TEXT PROVIDED:
Start

11. File System Abstraction#

From a user perspective, file systems support:

  • a name space, the set of names that identify objects;

  • objects such as the files themselves as well as directories and other supporting objects;

  • operations on these objects.

We first describe how naming works in a Unix file system, then some of the core objects and how they are identified, and then the operations a process can perform on those objects.

11.1. Naming#

Most file systems today support a tree-structured namespace1, as shown in Fig. 11.1. This tree is constructed via the use of directories, or objects in the namespace which map strings to further file system objects. A full filename thus specifies a path from the root, through the tree, to the object (a file or directory) itself. (Hence the use of the term “path” to mean “filename” in Unix documentation.)

../_images/filesys-tree.png

Fig. 11.1 Logical view: hierarchical file system name space#

Each process has an associated current directory, which may be changed via the chdir system call. File names beginning with ‘/’ are termed absolute names, and are interpreted relative to the root of the naming tree, while relative names are interpreted beginning at the current directory. Thus in the file system in Fig. 11.1, if the current directory were /home, the the paths pjd/.profile and /home/pjd/.profile refer to the same file, and ../bin/cat and /bin/cat refer to the same file.

Each directory also contains two special files . and .., where d/.. identifies the parent directory of d, and d/. identifies d itself.

A typical system may provide access to several file systems at once, e.g., a local disk and an external USB drive or network volume. In order to unambiguously specify a file we thus need to both identify the file within possibly nested directories in a single file system, as well as identifying the file system itself. Unix enables a file system to be mounted onto a directory in another file system, giving a single uniform namespace. For example, on the systems you are using, there is an ext4 file system mounted in the root file system at /opt/app-root/src, which you can see if you use the mount command to list all the file systems mounted on this computer.

The actual implementation of mounting in Linux and other Unix-like systems is implemented via a mount table, a small table in the kernel mapping directories to directories on other file systems. As the kernel translates a pathname it checks each directory in this table; if found, it substitutes the mapped file system and directory before searching for an entry. Thus before searching “/opt/app-root/src” on for the entry “foo”, the kernel will substitute the top-level directory on the mounted ext4 files system then search for “foo”.

End

REQUIRED TASK: Resume the text on file system naming after its last sentence, picking up from the explanation of the mount table. The rows play no part here.

PROVIDED RECORDS:
Start

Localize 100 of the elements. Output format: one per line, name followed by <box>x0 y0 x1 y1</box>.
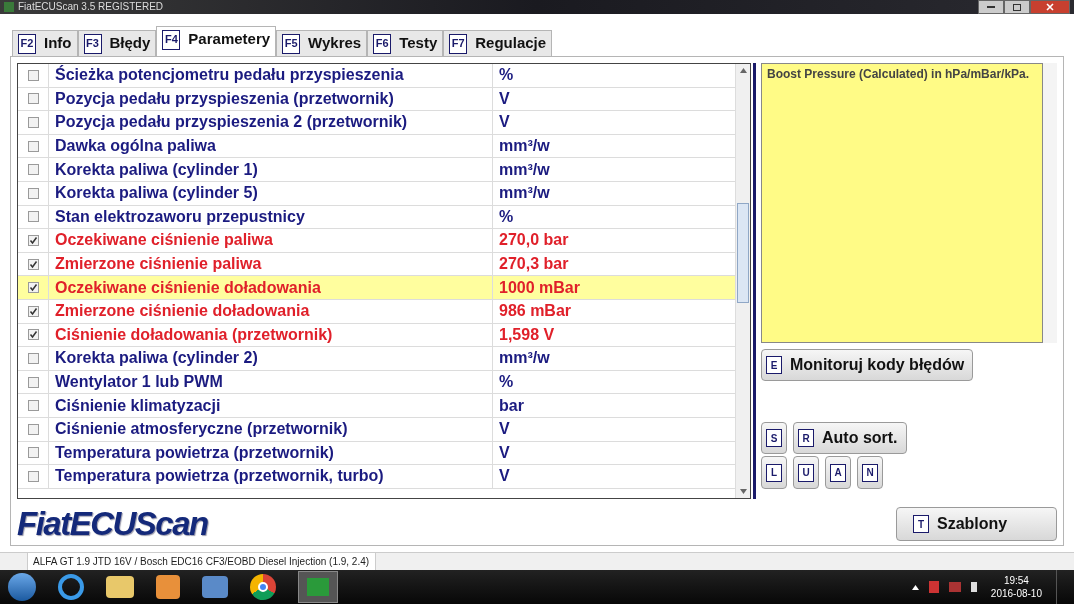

End
Start

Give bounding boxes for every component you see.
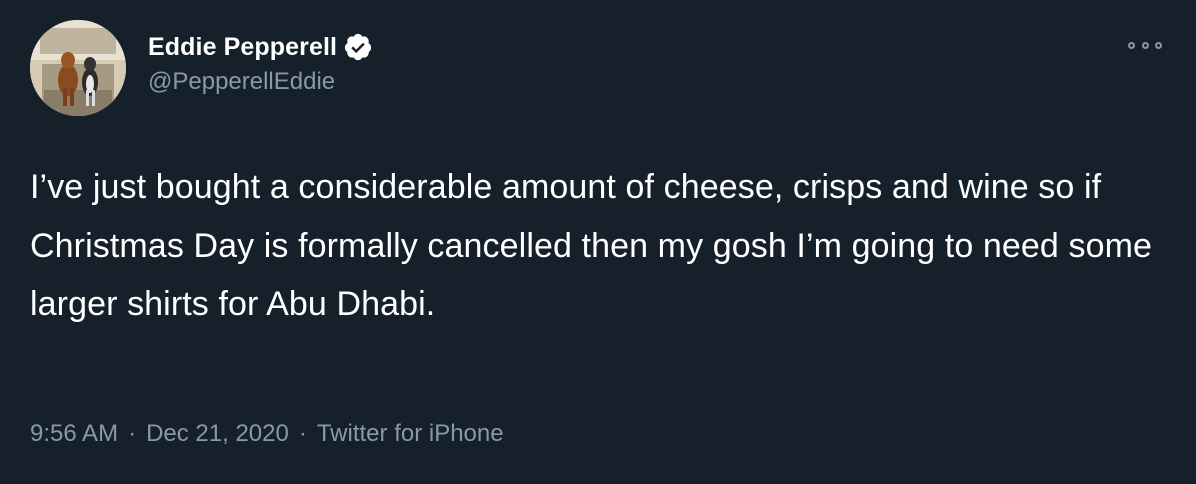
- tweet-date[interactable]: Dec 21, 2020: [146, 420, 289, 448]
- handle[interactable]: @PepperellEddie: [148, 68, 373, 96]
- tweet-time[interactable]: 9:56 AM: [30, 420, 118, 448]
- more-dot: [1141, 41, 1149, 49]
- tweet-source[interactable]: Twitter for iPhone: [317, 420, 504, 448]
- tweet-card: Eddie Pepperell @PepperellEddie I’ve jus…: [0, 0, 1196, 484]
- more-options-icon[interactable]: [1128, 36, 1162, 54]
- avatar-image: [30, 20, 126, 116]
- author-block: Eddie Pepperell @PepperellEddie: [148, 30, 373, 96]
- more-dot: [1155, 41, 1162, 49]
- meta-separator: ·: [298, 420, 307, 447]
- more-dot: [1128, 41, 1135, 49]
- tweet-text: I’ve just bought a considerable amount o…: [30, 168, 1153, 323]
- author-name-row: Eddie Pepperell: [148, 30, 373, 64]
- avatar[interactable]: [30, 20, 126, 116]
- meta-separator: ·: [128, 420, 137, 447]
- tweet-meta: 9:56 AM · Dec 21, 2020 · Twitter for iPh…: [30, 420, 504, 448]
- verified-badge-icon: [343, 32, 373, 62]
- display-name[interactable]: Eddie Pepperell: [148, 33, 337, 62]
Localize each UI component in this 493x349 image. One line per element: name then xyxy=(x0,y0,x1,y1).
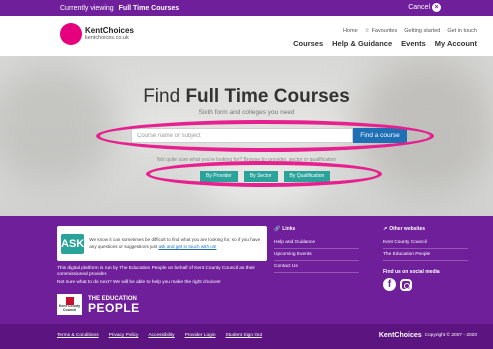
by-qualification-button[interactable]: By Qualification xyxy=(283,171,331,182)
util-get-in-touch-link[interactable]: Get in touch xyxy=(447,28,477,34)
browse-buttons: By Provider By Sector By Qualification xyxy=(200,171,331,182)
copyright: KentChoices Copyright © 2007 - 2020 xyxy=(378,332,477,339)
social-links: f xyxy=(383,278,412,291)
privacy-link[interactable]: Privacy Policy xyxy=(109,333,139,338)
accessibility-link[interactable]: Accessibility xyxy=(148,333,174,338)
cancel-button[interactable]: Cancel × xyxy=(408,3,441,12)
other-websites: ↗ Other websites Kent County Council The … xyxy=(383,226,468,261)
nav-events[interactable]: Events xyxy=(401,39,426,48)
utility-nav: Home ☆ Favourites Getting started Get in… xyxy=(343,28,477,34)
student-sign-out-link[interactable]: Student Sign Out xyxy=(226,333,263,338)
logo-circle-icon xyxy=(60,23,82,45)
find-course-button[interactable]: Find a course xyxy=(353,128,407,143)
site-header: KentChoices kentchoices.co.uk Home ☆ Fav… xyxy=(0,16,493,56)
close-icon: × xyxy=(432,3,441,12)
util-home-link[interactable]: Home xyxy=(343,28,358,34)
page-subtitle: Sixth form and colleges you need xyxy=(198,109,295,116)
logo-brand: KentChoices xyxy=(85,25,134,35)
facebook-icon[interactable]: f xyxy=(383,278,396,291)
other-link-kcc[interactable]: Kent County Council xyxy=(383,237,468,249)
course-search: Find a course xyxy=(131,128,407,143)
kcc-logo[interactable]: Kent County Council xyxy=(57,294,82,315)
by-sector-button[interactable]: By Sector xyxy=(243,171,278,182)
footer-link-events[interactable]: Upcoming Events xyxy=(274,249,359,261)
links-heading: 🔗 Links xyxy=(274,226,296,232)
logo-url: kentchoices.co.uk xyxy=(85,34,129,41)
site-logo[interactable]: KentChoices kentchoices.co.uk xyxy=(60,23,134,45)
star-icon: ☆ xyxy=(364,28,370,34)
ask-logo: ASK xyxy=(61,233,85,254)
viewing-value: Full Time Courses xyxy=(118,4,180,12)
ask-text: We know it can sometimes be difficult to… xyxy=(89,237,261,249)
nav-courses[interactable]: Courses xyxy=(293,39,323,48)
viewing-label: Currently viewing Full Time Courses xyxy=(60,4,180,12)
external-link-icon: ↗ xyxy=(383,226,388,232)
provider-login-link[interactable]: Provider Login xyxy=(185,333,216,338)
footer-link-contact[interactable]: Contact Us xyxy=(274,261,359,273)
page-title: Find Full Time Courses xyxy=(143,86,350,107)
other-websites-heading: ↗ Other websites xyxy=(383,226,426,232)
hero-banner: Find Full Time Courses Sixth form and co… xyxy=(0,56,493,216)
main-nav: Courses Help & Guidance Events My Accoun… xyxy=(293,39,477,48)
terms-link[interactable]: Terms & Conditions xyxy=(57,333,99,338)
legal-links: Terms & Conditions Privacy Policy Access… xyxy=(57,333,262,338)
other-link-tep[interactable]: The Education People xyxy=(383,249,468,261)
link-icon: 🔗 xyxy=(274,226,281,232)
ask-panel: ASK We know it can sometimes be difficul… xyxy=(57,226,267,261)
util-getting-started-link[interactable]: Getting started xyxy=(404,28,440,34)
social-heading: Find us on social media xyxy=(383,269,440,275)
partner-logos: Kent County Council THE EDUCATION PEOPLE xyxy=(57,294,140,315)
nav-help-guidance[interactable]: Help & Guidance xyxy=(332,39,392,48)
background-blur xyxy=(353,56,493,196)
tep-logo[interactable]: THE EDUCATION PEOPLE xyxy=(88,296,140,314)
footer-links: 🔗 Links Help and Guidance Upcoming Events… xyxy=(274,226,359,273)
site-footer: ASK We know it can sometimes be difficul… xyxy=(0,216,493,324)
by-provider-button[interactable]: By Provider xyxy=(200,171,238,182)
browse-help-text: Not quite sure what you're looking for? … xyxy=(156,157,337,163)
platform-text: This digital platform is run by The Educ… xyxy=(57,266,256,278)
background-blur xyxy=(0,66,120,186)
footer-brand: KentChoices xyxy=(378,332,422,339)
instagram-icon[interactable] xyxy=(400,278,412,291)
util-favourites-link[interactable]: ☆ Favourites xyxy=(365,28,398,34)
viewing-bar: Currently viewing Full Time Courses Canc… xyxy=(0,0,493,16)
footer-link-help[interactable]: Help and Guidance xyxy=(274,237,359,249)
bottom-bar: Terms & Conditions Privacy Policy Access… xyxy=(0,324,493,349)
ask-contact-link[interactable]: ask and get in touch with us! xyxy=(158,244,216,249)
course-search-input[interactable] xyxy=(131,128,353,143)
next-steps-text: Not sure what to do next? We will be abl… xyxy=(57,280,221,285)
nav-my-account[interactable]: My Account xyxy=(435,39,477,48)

End
Start

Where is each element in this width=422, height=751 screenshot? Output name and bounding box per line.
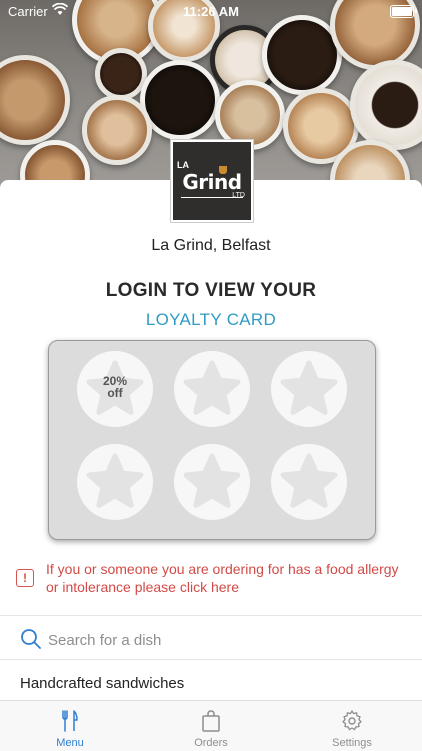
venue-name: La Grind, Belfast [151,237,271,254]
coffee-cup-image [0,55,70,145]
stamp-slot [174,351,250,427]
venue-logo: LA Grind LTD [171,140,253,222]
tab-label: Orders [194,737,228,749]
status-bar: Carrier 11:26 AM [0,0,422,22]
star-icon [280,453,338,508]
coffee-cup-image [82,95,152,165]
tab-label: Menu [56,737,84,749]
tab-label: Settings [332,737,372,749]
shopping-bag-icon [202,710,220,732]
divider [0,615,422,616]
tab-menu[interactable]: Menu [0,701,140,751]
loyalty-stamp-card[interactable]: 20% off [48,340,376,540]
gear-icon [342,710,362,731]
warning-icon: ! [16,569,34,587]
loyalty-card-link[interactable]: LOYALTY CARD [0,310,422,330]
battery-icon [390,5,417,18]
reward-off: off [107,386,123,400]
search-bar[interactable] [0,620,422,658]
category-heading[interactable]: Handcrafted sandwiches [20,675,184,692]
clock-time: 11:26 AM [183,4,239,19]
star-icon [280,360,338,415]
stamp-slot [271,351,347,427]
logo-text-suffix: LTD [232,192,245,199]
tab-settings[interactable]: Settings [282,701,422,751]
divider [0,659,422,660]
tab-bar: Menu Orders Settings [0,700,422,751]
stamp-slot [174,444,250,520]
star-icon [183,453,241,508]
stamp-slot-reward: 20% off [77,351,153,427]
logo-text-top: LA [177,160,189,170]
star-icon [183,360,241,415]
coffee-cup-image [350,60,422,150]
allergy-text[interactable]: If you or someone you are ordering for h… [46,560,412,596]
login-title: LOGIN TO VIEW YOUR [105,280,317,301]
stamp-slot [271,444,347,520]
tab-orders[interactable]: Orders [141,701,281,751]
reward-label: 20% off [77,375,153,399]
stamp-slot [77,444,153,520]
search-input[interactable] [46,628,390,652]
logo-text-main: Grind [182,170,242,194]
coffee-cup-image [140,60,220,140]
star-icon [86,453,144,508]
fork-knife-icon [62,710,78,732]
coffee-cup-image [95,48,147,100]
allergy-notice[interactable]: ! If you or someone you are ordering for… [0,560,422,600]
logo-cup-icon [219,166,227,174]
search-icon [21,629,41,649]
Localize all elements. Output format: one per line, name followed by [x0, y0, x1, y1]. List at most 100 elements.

End

REPLY TO THE EXERCISE:
For a more thorough explanation of path translation in Linux and other Unix systems see the path_resolution(7) man page, i.e. type man path_resolution.

11.2. Objects#

Once you use a pathname to find an object in the file system, you need to find out what kind of an object you have found. Each file is identified in the file system by a unique inode number that references an inode data structure that maintains all kinds of information, or meta-data about the file (try man inode for more information). While the inode itself is internal to the file system, and contains additional information, generic information can be obtained for any file as described below. One of the fields in an inode identifies the type of object that the inode refers to. The types of objects that can be referenced by inode are shown in Table 11.1.

Table 11.1 Types of objects in a file system. #

Name

Value

Purpose

regular file

S_IFREG

A regular file normally used to store data

directory

S_IFDIR

A special file used to contain files or other directories

symbolic link

S_IFLNK

A kind of “file” that is essentially a pointer to another file name

block device

S_IFBLK

A device that like a disk that is accessed by reading and writing blocks

character device

S_IFCHR

A charter device like a tty

FIFO

S_IFIFO

A pipe

socket

S_IFSOCK

A socket used for networking

The last four are special files that you can connect into a file system. The first three are core objects for all file systems.

11.2.1. Files#

In keeping with the idea that everything is a file, Unix made all files just a sequence of 8-bit bytes23. Any structure to the file (such as a JPEG image, an executable program, or a database) is the responsibility of applications which read and write the file. The file format is commonly indicated by a file extension like .jpg or .xml, but this is just a convention followed by applications and users. You can do things like rename file.pdf to file.jpg, which will confuse some applications and users, but it will have no effect on the file contents.

Data in a byte-sequence file is identified by the combination of the file and its offset (in bytes) within the file. Unlike in-memory objects in an application, where a reference (pointer) to a component of an object may be passed around independently, a portion of a file cannot be named without identifying the file it is contained in. Data in a file can be created by a write which appends more data to the end of a shorter file, and modified by over-writing in the middle of a file. However, it can’t be “moved” from one offset to another: if you use a text editor to add or delete text in the middle of a file, the editor must re-write the entire file (or at least from the modified part to the end).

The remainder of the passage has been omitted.